_WHAT THIS TASK INVOLVES_: Look through the records and report how many lines include the word "DEPRESS", with no other words.

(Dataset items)
● ● ● ● ● ● ●

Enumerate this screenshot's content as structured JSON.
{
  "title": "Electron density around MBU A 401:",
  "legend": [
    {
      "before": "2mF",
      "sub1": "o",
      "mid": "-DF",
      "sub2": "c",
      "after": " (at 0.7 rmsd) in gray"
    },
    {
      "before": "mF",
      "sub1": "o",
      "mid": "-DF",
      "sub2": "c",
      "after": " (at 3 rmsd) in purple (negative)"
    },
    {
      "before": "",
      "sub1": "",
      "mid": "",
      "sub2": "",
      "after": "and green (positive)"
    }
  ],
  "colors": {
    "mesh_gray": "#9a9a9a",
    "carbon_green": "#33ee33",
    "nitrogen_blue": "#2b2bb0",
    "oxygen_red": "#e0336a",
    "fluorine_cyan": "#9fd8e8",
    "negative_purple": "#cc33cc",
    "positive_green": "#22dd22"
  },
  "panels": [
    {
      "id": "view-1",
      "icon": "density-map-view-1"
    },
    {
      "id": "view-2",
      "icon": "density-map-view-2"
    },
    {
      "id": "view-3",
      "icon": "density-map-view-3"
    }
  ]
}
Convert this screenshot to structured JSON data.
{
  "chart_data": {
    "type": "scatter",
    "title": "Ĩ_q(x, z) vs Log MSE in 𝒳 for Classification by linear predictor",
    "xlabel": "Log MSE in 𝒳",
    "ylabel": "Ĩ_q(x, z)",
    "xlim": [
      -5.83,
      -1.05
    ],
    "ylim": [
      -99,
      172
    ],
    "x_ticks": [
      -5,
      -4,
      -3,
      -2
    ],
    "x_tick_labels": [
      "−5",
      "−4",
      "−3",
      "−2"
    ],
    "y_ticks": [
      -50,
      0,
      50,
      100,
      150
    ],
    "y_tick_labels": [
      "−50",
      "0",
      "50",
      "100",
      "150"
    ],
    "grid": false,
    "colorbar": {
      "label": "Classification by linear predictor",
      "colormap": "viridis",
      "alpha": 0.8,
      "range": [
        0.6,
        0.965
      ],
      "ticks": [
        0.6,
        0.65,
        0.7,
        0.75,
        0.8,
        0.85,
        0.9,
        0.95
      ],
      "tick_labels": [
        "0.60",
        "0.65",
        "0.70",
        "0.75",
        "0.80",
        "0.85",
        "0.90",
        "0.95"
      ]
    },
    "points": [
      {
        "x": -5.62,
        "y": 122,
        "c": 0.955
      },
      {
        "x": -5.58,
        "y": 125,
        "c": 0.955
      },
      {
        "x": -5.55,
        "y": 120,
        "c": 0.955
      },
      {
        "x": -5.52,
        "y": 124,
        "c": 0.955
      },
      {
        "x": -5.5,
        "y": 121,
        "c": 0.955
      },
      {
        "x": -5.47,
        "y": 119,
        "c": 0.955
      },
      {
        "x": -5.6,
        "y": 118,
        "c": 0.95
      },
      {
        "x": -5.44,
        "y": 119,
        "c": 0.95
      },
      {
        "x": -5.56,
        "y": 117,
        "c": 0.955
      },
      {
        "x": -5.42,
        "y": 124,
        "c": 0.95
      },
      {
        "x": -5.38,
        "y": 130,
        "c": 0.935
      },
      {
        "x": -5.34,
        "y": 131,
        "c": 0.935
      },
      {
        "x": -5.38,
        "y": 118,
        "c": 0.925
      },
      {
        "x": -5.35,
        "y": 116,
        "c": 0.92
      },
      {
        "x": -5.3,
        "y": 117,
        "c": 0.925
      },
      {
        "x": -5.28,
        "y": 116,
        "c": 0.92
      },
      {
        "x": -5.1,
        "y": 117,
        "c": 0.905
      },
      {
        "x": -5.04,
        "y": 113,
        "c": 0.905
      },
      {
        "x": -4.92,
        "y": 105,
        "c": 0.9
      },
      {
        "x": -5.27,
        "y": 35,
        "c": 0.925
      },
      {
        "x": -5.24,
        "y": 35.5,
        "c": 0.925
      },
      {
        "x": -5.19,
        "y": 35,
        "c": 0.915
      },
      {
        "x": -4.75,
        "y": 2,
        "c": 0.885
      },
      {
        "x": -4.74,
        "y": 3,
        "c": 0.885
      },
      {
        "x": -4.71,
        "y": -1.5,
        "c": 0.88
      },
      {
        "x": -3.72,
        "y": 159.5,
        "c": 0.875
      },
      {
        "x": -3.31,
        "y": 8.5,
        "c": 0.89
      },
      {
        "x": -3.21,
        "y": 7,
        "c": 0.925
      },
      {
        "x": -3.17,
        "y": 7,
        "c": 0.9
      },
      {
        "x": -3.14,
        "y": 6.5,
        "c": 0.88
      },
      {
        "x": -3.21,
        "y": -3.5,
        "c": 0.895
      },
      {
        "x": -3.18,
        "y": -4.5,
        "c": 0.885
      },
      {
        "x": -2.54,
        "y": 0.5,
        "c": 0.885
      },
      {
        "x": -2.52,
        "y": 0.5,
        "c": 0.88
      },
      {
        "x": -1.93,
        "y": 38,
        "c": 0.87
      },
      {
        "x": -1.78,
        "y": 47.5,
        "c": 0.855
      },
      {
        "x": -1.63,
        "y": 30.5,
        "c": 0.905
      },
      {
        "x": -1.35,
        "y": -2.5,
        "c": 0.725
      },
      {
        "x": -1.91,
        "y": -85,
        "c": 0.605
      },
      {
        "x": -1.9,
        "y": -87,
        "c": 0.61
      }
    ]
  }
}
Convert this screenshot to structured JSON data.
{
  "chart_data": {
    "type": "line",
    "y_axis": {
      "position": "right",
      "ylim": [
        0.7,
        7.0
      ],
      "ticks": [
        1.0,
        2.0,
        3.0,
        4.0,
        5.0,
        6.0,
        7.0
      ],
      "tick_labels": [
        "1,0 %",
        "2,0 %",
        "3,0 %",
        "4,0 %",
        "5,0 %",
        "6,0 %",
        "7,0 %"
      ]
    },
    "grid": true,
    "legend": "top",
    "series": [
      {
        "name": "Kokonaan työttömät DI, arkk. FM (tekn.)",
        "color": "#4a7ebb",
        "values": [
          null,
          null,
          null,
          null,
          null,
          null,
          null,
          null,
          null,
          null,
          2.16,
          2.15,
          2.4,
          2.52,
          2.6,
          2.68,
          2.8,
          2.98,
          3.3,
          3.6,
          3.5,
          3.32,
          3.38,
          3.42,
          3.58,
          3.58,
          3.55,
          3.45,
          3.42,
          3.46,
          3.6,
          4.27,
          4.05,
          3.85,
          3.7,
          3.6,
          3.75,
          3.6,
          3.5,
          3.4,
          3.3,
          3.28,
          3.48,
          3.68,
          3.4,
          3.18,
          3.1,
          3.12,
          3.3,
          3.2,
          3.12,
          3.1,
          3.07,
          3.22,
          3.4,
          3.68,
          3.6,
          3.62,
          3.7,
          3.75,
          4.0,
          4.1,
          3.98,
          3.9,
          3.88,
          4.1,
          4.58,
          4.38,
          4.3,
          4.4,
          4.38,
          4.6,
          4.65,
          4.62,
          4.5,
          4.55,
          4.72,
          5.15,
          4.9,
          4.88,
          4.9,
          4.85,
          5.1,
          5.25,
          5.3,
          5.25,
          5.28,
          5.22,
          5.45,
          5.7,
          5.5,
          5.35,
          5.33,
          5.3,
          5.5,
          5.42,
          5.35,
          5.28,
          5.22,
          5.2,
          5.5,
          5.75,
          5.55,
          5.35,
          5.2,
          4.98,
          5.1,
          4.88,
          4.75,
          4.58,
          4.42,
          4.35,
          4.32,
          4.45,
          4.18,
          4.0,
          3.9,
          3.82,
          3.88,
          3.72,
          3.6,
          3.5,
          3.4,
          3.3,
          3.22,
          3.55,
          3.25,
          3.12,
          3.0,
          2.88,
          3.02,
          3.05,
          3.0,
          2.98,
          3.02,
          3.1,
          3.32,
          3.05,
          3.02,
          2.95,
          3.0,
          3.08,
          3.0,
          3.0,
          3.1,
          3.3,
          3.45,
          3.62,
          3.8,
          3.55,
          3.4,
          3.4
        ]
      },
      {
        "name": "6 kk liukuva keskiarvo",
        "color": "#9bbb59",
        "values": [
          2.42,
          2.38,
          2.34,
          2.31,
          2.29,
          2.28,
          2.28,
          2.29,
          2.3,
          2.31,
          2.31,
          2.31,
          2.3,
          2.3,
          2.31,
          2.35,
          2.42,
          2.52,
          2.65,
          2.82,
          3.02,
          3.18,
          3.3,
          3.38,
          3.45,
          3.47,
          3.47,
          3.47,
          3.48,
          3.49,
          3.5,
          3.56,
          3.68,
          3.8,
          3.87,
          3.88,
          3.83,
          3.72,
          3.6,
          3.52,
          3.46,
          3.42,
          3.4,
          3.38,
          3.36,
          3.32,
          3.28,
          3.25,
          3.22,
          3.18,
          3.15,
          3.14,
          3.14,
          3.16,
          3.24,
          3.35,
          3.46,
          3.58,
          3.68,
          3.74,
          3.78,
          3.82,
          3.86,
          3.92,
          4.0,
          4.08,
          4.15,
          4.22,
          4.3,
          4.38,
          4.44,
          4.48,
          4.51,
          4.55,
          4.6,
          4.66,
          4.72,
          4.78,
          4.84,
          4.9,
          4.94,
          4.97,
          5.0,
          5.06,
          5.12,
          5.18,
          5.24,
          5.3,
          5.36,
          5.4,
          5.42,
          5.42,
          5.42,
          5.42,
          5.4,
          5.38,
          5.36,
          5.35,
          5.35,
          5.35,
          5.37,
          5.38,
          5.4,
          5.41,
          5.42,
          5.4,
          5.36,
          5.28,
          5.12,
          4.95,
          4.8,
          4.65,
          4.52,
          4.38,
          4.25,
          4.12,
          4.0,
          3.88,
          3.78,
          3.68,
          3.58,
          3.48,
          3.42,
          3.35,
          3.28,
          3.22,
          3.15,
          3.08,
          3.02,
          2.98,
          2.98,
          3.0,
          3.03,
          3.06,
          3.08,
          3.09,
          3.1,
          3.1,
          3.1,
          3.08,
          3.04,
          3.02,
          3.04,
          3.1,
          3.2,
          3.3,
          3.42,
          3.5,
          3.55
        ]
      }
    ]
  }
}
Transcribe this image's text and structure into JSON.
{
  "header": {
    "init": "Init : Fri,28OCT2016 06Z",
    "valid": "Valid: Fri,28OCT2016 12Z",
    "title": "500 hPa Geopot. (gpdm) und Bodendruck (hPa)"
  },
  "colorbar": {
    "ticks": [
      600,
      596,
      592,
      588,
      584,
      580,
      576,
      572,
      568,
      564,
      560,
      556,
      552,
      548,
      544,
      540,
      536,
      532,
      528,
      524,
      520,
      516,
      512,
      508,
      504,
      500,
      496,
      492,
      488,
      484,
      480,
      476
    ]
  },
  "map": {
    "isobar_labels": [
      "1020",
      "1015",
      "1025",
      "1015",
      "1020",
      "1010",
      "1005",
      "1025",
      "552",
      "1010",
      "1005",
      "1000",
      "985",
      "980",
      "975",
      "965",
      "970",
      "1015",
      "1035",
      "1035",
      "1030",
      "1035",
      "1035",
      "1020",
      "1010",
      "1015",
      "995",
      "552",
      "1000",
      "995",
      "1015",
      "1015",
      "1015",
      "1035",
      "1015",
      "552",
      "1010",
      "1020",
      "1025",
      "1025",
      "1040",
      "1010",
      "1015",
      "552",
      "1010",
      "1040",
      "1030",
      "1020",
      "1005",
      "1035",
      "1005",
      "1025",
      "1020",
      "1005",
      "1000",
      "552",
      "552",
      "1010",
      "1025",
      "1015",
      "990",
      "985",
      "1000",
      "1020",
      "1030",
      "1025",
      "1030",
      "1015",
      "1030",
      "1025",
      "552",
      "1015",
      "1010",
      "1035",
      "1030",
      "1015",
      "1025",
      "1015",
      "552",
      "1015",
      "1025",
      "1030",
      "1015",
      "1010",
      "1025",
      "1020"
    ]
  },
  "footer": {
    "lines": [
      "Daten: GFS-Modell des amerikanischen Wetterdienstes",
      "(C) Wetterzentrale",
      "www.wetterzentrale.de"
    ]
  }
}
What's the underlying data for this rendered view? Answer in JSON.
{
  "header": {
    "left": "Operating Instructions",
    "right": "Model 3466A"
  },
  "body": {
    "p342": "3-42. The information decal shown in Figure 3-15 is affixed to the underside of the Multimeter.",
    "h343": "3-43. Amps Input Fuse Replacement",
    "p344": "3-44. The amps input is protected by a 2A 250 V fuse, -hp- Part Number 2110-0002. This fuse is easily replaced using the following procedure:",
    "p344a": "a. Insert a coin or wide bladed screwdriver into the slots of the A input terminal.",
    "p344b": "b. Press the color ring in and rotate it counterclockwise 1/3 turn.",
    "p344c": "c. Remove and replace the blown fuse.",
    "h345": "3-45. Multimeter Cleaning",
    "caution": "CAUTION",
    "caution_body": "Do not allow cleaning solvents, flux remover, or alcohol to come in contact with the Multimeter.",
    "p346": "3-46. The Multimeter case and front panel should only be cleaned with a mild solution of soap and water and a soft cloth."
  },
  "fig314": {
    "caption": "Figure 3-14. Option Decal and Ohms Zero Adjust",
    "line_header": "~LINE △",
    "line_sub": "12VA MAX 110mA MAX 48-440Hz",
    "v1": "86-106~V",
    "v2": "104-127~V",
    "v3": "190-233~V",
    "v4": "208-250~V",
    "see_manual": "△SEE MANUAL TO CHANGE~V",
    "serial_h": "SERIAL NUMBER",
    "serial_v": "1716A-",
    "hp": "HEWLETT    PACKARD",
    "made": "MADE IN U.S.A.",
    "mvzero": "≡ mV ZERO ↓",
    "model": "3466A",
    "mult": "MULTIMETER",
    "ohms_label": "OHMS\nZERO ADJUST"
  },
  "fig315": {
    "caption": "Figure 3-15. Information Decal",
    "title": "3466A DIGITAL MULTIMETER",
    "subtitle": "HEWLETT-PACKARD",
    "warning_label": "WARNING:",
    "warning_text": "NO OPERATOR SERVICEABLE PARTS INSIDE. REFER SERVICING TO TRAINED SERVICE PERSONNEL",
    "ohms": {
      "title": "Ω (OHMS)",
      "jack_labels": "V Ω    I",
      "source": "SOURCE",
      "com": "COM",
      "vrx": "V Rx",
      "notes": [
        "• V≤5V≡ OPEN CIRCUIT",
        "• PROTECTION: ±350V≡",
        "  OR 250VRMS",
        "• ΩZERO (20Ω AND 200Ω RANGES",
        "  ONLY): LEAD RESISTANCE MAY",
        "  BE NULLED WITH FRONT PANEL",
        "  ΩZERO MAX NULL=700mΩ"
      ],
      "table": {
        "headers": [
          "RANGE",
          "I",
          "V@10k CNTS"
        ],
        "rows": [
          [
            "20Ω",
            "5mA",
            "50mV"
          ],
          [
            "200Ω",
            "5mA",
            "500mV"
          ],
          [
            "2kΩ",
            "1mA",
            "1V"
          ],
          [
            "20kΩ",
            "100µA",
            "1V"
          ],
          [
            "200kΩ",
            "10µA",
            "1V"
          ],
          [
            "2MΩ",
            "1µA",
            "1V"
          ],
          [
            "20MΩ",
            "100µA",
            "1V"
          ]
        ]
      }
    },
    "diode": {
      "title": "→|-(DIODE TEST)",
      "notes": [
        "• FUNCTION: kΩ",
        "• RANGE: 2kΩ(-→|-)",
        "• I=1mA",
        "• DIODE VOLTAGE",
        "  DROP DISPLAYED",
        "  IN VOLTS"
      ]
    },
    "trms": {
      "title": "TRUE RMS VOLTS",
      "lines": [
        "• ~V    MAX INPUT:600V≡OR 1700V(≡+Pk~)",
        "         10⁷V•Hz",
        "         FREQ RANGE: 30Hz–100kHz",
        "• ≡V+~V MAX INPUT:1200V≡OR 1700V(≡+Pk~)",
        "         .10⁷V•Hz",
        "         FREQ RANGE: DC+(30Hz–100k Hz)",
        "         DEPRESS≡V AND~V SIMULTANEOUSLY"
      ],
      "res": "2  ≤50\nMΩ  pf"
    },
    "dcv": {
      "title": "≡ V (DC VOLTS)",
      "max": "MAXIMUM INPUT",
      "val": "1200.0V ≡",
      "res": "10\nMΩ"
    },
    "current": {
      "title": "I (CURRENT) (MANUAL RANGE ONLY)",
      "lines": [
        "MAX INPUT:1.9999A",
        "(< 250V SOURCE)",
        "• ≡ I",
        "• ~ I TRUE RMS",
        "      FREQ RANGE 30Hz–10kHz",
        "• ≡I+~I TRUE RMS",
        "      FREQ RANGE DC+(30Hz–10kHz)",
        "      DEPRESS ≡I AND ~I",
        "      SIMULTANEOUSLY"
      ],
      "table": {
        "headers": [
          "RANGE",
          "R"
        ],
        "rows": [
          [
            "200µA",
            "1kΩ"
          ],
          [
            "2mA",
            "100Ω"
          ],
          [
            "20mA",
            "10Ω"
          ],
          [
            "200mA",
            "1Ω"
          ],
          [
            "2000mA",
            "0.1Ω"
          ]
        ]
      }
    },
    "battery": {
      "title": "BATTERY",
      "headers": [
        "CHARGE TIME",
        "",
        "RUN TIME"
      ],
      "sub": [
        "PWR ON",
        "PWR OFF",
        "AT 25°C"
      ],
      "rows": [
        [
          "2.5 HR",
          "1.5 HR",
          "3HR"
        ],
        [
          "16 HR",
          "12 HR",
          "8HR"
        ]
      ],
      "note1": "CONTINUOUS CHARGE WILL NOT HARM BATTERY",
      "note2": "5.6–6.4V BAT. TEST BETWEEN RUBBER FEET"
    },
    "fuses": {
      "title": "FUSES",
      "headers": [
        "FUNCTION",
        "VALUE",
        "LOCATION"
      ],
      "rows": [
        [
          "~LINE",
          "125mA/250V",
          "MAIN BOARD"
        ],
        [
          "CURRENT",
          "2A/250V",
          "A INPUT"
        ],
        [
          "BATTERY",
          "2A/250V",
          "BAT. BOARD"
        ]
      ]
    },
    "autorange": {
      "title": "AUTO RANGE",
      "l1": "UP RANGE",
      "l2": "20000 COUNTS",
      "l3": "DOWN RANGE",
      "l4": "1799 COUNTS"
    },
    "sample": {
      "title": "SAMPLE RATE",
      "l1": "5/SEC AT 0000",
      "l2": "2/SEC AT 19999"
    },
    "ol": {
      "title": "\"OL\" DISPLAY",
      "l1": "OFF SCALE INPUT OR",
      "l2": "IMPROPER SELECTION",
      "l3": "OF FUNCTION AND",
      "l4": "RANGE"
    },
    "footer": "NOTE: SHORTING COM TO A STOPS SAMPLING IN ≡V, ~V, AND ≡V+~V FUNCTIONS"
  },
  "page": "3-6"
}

● ● ● ● ● ● ●

_REPLY_: 2